- [Provided material]:
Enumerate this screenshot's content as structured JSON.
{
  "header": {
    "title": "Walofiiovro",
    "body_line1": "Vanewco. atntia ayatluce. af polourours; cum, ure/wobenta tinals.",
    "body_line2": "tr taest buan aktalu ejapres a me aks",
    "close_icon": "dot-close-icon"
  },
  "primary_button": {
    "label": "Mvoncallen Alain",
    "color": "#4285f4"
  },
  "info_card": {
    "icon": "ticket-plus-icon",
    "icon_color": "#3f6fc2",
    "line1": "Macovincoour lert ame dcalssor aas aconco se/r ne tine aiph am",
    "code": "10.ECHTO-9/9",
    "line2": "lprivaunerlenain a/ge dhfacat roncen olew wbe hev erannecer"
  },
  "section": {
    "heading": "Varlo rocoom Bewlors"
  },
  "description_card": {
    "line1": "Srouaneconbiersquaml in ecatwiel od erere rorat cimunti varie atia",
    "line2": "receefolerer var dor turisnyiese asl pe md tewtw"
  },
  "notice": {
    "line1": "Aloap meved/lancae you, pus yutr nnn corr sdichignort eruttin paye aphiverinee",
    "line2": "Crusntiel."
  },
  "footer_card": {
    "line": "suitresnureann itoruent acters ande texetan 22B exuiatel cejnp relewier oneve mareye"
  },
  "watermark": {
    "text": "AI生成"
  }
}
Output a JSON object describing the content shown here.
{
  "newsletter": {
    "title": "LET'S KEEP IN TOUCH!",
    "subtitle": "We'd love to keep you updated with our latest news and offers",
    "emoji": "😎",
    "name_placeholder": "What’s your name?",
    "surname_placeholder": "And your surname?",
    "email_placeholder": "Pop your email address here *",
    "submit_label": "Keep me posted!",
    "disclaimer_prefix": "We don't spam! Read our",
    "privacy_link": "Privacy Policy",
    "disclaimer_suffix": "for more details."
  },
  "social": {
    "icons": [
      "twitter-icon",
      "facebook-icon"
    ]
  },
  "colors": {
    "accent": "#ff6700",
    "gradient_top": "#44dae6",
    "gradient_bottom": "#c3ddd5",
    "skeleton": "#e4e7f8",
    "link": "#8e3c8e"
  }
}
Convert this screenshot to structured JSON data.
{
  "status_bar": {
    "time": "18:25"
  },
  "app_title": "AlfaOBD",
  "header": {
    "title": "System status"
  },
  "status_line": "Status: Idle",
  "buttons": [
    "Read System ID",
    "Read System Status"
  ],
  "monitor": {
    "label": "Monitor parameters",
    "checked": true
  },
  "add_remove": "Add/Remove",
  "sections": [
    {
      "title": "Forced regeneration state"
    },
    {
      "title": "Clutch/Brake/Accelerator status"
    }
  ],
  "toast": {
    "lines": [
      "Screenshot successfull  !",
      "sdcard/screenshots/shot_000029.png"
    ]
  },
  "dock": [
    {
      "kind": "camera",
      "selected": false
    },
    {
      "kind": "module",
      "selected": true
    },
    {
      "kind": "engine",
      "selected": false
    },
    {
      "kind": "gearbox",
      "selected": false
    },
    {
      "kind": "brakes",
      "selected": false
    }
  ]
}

- [What this task involves]:
Check each line of the records for the word "here", and show the lines that contain it.

- [The answer]:
Output a JSON object describing the content shown here.
    "email_placeholder": "Pop your email address here *",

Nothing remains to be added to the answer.